● Stated exercise
Omit the pictures, then reproduce every remaining record exactly.

━━━ Data shown ━━━

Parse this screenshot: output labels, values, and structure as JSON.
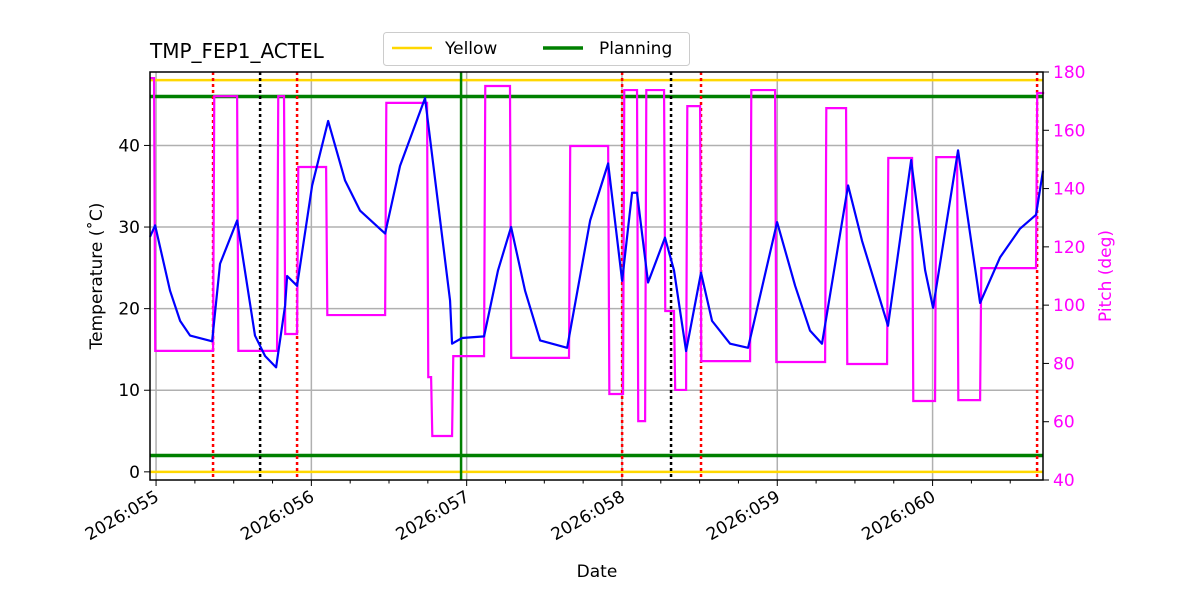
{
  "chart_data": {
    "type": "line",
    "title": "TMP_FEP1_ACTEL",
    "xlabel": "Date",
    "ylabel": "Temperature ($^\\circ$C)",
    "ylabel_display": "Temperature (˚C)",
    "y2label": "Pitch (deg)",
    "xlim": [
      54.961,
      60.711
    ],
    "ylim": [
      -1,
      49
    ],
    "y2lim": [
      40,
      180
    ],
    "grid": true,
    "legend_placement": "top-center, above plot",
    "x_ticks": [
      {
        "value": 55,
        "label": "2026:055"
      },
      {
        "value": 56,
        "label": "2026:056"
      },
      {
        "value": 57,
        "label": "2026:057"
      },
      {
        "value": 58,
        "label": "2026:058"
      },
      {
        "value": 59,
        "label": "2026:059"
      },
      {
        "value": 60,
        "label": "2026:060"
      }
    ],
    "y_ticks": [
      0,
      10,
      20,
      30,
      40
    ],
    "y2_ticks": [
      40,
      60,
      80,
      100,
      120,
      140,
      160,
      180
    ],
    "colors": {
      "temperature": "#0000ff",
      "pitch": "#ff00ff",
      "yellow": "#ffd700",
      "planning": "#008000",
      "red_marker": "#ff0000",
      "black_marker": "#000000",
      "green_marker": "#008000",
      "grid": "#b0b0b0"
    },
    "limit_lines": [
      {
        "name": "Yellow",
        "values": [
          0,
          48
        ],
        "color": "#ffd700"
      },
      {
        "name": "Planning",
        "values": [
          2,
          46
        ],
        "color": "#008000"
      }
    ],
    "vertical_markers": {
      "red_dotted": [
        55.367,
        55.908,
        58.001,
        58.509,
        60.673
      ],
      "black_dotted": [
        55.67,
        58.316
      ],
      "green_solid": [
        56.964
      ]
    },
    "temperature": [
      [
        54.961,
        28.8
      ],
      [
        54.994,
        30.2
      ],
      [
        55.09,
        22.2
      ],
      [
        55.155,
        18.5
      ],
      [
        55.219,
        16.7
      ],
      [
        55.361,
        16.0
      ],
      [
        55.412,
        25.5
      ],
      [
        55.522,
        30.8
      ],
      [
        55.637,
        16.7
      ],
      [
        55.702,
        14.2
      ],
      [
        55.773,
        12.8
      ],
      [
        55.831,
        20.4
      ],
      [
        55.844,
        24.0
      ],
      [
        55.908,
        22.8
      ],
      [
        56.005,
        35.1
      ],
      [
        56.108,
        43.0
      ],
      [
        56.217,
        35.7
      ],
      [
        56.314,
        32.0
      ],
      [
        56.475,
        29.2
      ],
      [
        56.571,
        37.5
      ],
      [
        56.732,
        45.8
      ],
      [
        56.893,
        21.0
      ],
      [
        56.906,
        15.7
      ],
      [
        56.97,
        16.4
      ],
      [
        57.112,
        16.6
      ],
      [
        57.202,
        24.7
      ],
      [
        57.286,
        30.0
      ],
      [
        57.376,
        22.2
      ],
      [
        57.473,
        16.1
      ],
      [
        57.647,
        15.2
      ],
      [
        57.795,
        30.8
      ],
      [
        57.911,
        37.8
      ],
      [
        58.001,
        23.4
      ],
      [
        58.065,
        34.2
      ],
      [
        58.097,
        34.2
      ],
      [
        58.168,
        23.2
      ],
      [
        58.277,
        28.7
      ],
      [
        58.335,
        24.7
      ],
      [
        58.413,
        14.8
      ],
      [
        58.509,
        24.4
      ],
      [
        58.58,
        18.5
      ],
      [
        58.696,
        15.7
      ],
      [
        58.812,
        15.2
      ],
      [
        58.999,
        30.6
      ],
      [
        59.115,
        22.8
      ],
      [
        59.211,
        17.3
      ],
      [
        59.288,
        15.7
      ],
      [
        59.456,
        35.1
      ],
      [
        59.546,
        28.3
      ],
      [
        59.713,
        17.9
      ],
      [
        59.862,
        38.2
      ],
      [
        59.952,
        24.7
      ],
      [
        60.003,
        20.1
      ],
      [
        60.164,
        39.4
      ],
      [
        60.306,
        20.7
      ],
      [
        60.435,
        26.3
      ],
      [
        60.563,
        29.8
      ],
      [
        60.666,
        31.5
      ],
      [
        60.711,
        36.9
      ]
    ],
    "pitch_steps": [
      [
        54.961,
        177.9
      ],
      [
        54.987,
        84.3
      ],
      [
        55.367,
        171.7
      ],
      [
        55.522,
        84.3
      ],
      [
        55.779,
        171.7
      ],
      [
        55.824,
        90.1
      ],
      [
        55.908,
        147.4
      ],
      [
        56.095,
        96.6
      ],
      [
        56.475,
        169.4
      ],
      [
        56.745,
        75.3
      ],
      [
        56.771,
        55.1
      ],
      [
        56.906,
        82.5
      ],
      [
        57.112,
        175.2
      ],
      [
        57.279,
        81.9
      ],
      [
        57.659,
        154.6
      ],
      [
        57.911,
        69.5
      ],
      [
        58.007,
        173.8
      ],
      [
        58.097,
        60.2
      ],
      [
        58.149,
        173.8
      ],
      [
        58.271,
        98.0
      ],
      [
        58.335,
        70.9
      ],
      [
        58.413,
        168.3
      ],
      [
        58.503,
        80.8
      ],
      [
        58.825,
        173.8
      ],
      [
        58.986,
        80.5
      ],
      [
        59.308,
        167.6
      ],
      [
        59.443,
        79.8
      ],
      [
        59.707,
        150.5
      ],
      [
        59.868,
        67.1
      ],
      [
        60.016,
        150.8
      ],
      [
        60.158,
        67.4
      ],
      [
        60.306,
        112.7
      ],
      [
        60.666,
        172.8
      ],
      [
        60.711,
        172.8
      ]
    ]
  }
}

━━━

● Result of the task
Parse this screenshot: output labels, values, and structure as JSON.
{
  "chart_data": {
    "type": "line",
    "title": "TMP_FEP1_ACTEL",
    "xlabel": "Date",
    "ylabel": "Temperature ($^\\circ$C)",
    "ylabel_display": "Temperature (˚C)",
    "y2label": "Pitch (deg)",
    "xlim": [
      54.961,
      60.711
    ],
    "ylim": [
      -1,
      49
    ],
    "y2lim": [
      40,
      180
    ],
    "grid": true,
    "legend_placement": "top-center, above plot",
    "x_ticks": [
      {
        "value": 55,
        "label": "2026:055"
      },
      {
        "value": 56,
        "label": "2026:056"
      },
      {
        "value": 57,
        "label": "2026:057"
      },
      {
        "value": 58,
        "label": "2026:058"
      },
      {
        "value": 59,
        "label": "2026:059"
      },
      {
        "value": 60,
        "label": "2026:060"
      }
    ],
    "y_ticks": [
      0,
      10,
      20,
      30,
      40
    ],
    "y2_ticks": [
      40,
      60,
      80,
      100,
      120,
      140,
      160,
      180
    ],
    "colors": {
      "temperature": "#0000ff",
      "pitch": "#ff00ff",
      "yellow": "#ffd700",
      "planning": "#008000",
      "red_marker": "#ff0000",
      "black_marker": "#000000",
      "green_marker": "#008000",
      "grid": "#b0b0b0"
    },
    "limit_lines": [
      {
        "name": "Yellow",
        "values": [
          0,
          48
        ],
        "color": "#ffd700"
      },
      {
        "name": "Planning",
        "values": [
          2,
          46
        ],
        "color": "#008000"
      }
    ],
    "vertical_markers": {
      "red_dotted": [
        55.367,
        55.908,
        58.001,
        58.509,
        60.673
      ],
      "black_dotted": [
        55.67,
        58.316
      ],
      "green_solid": [
        56.964
      ]
    },
    "temperature": [
      [
        54.961,
        28.8
      ],
      [
        54.994,
        30.2
      ],
      [
        55.09,
        22.2
      ],
      [
        55.155,
        18.5
      ],
      [
        55.219,
        16.7
      ],
      [
        55.361,
        16.0
      ],
      [
        55.412,
        25.5
      ],
      [
        55.522,
        30.8
      ],
      [
        55.637,
        16.7
      ],
      [
        55.702,
        14.2
      ],
      [
        55.773,
        12.8
      ],
      [
        55.831,
        20.4
      ],
      [
        55.844,
        24.0
      ],
      [
        55.908,
        22.8
      ],
      [
        56.005,
        35.1
      ],
      [
        56.108,
        43.0
      ],
      [
        56.217,
        35.7
      ],
      [
        56.314,
        32.0
      ],
      [
        56.475,
        29.2
      ],
      [
        56.571,
        37.5
      ],
      [
        56.732,
        45.8
      ],
      [
        56.893,
        21.0
      ],
      [
        56.906,
        15.7
      ],
      [
        56.97,
        16.4
      ],
      [
        57.112,
        16.6
      ],
      [
        57.202,
        24.7
      ],
      [
        57.286,
        30.0
      ],
      [
        57.376,
        22.2
      ],
      [
        57.473,
        16.1
      ],
      [
        57.647,
        15.2
      ],
      [
        57.795,
        30.8
      ],
      [
        57.911,
        37.8
      ],
      [
        58.001,
        23.4
      ],
      [
        58.065,
        34.2
      ],
      [
        58.097,
        34.2
      ],
      [
        58.168,
        23.2
      ],
      [
        58.277,
        28.7
      ],
      [
        58.335,
        24.7
      ],
      [
        58.413,
        14.8
      ],
      [
        58.509,
        24.4
      ],
      [
        58.58,
        18.5
      ],
      [
        58.696,
        15.7
      ],
      [
        58.812,
        15.2
      ],
      [
        58.999,
        30.6
      ],
      [
        59.115,
        22.8
      ],
      [
        59.211,
        17.3
      ],
      [
        59.288,
        15.7
      ],
      [
        59.456,
        35.1
      ],
      [
        59.546,
        28.3
      ],
      [
        59.713,
        17.9
      ],
      [
        59.862,
        38.2
      ],
      [
        59.952,
        24.7
      ],
      [
        60.003,
        20.1
      ],
      [
        60.164,
        39.4
      ],
      [
        60.306,
        20.7
      ],
      [
        60.435,
        26.3
      ],
      [
        60.563,
        29.8
      ],
      [
        60.666,
        31.5
      ],
      [
        60.711,
        36.9
      ]
    ],
    "pitch_steps": [
      [
        54.961,
        177.9
      ],
      [
        54.987,
        84.3
      ],
      [
        55.367,
        171.7
      ],
      [
        55.522,
        84.3
      ],
      [
        55.779,
        171.7
      ],
      [
        55.824,
        90.1
      ],
      [
        55.908,
        147.4
      ],
      [
        56.095,
        96.6
      ],
      [
        56.475,
        169.4
      ],
      [
        56.745,
        75.3
      ],
      [
        56.771,
        55.1
      ],
      [
        56.906,
        82.5
      ],
      [
        57.112,
        175.2
      ],
      [
        57.279,
        81.9
      ],
      [
        57.659,
        154.6
      ],
      [
        57.911,
        69.5
      ],
      [
        58.007,
        173.8
      ],
      [
        58.097,
        60.2
      ],
      [
        58.149,
        173.8
      ],
      [
        58.271,
        98.0
      ],
      [
        58.335,
        70.9
      ],
      [
        58.413,
        168.3
      ],
      [
        58.503,
        80.8
      ],
      [
        58.825,
        173.8
      ],
      [
        58.986,
        80.5
      ],
      [
        59.308,
        167.6
      ],
      [
        59.443,
        79.8
      ],
      [
        59.707,
        150.5
      ],
      [
        59.868,
        67.1
      ],
      [
        60.016,
        150.8
      ],
      [
        60.158,
        67.4
      ],
      [
        60.306,
        112.7
      ],
      [
        60.666,
        172.8
      ],
      [
        60.711,
        172.8
      ]
    ]
  }
}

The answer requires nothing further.